PROVIDED RECORDS »
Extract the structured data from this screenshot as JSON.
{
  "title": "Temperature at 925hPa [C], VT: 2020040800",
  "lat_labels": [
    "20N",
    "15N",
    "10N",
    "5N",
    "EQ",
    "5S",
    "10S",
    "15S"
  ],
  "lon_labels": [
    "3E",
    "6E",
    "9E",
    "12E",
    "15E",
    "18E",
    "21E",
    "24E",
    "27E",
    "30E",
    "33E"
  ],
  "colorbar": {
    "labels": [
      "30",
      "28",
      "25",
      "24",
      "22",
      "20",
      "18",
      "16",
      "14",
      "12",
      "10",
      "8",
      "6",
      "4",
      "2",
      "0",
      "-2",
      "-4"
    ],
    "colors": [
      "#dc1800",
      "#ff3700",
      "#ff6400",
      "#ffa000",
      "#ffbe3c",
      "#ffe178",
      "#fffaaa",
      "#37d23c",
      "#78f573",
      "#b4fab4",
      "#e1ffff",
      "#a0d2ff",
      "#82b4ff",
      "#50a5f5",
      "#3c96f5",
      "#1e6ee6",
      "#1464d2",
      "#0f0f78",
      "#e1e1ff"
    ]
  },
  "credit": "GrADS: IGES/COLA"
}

THE PROBLEM » Exactly reproduce the material above.

EXERCISE OUTPUT »
Extract the structured data from this screenshot as JSON.
{
  "title": "Temperature at 925hPa [C], VT: 2020040800",
  "lat_labels": [
    "20N",
    "15N",
    "10N",
    "5N",
    "EQ",
    "5S",
    "10S",
    "15S"
  ],
  "lon_labels": [
    "3E",
    "6E",
    "9E",
    "12E",
    "15E",
    "18E",
    "21E",
    "24E",
    "27E",
    "30E",
    "33E"
  ],
  "colorbar": {
    "labels": [
      "30",
      "28",
      "25",
      "24",
      "22",
      "20",
      "18",
      "16",
      "14",
      "12",
      "10",
      "8",
      "6",
      "4",
      "2",
      "0",
      "-2",
      "-4"
    ],
    "colors": [
      "#dc1800",
      "#ff3700",
      "#ff6400",
      "#ffa000",
      "#ffbe3c",
      "#ffe178",
      "#fffaaa",
      "#37d23c",
      "#78f573",
      "#b4fab4",
      "#e1ffff",
      "#a0d2ff",
      "#82b4ff",
      "#50a5f5",
      "#3c96f5",
      "#1e6ee6",
      "#1464d2",
      "#0f0f78",
      "#e1e1ff"
    ]
  },
  "credit": "GrADS: IGES/COLA"
}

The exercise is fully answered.